Direction —
Below are the records; pull every line that includes "Developer".

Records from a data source
-=-=-=-=-

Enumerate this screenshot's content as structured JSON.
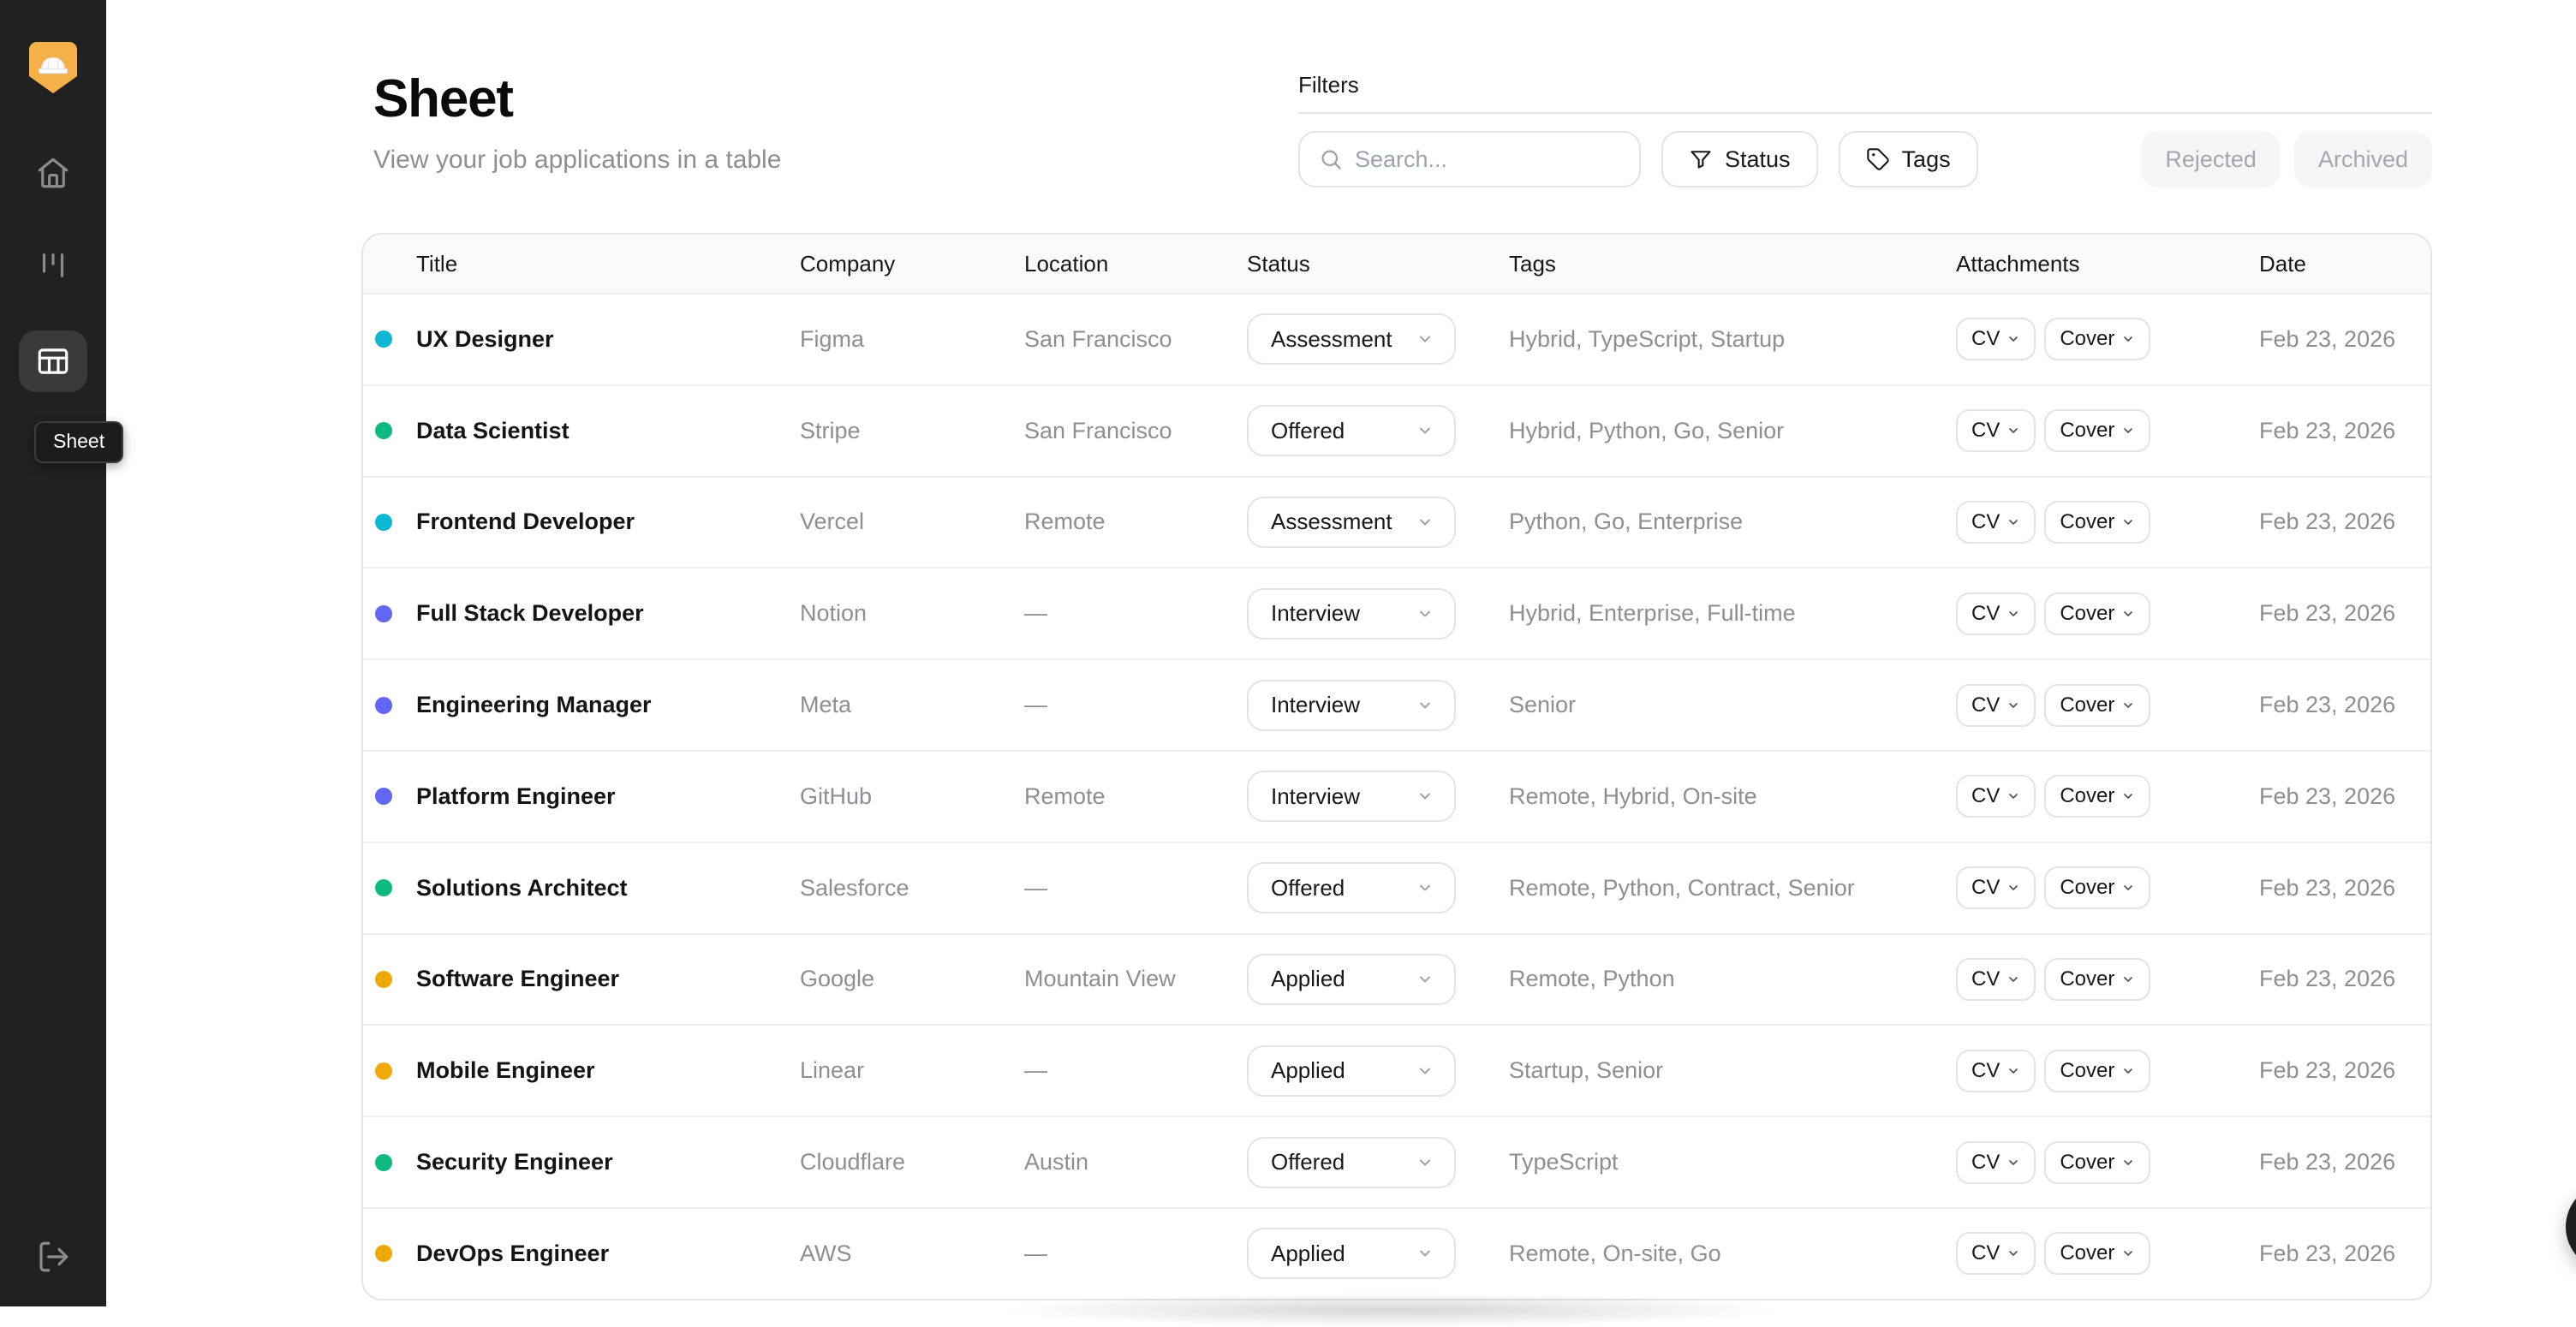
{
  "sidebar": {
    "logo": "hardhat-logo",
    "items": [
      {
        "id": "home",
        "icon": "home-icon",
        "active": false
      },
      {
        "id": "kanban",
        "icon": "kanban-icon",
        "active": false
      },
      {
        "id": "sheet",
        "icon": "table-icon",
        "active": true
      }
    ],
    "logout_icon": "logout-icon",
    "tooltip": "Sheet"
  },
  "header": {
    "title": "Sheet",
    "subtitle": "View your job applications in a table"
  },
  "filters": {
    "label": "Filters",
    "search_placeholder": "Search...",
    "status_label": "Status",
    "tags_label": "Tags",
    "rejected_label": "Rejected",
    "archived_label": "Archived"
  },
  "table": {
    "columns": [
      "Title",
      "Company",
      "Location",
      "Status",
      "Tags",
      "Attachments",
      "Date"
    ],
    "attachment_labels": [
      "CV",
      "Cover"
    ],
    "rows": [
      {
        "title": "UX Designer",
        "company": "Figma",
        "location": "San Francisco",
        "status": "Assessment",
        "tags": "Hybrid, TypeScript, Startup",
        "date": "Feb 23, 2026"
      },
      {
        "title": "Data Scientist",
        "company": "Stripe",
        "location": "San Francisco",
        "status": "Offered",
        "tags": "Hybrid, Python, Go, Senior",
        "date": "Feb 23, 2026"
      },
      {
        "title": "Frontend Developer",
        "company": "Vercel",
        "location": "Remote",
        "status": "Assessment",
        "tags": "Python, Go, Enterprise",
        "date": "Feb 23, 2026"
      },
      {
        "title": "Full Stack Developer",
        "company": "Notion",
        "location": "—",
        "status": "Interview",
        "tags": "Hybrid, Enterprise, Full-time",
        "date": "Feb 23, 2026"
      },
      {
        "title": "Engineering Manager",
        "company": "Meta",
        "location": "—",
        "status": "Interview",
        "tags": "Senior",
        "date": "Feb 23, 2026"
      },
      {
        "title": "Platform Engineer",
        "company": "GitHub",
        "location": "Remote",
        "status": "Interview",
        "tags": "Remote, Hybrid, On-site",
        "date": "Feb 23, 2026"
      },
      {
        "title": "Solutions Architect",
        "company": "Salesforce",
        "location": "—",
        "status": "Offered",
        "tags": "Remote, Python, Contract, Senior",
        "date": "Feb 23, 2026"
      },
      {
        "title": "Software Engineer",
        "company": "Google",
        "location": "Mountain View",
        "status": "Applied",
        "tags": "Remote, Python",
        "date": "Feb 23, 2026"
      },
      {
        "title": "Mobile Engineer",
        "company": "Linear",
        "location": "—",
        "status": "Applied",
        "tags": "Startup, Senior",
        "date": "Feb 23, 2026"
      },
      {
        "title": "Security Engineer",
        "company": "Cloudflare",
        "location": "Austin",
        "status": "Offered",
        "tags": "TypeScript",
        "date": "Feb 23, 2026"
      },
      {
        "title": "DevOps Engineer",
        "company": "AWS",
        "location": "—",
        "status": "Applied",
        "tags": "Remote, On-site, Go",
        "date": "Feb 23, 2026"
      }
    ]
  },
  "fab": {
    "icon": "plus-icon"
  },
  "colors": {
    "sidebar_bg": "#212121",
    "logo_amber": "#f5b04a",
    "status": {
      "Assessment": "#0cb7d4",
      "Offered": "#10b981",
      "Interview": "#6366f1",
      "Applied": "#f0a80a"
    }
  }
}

-=-=-=-=-

Task solution —
        "title": "Frontend Developer",
        "title": "Full Stack Developer",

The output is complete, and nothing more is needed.